• [Short problem]:
Write out each entry again. Keep every word exactly as it is.

(Recorded data)
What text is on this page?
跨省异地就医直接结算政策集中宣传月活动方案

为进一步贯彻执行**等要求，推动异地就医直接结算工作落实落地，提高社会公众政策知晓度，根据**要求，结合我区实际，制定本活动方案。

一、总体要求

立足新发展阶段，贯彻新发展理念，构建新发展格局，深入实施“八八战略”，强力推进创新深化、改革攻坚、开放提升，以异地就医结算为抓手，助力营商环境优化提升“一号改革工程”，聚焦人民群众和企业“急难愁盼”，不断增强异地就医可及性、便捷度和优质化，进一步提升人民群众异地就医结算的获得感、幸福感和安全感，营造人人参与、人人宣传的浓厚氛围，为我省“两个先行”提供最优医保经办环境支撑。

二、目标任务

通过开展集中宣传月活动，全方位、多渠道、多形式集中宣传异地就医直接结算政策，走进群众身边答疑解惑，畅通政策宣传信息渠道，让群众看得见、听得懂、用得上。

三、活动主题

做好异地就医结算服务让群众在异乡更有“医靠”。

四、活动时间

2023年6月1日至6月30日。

• [Response below]:
What text is on this page?
跨省异地就医直接结算政策集中宣传月活动方案

为进一步贯彻执行**等要求，推动异地就医直接结算工作落实落地，提高社会公众政策知晓度，根据**要求，结合我区实际，制定本活动方案。

一、总体要求

立足新发展阶段，贯彻新发展理念，构建新发展格局，深入实施“八八战略”，强力推进创新深化、改革攻坚、开放提升，以异地就医结算为抓手，助力营商环境优化提升“一号改革工程”，聚焦人民群众和企业“急难愁盼”，不断增强异地就医可及性、便捷度和优质化，进一步提升人民群众异地就医结算的获得感、幸福感和安全感，营造人人参与、人人宣传的浓厚氛围，为我省“两个先行”提供最优医保经办环境支撑。

二、目标任务

通过开展集中宣传月活动，全方位、多渠道、多形式集中宣传异地就医直接结算政策，走进群众身边答疑解惑，畅通政策宣传信息渠道，让群众看得见、听得懂、用得上。

三、活动主题

做好异地就医结算服务让群众在异乡更有“医靠”。

四、活动时间

2023年6月1日至6月30日。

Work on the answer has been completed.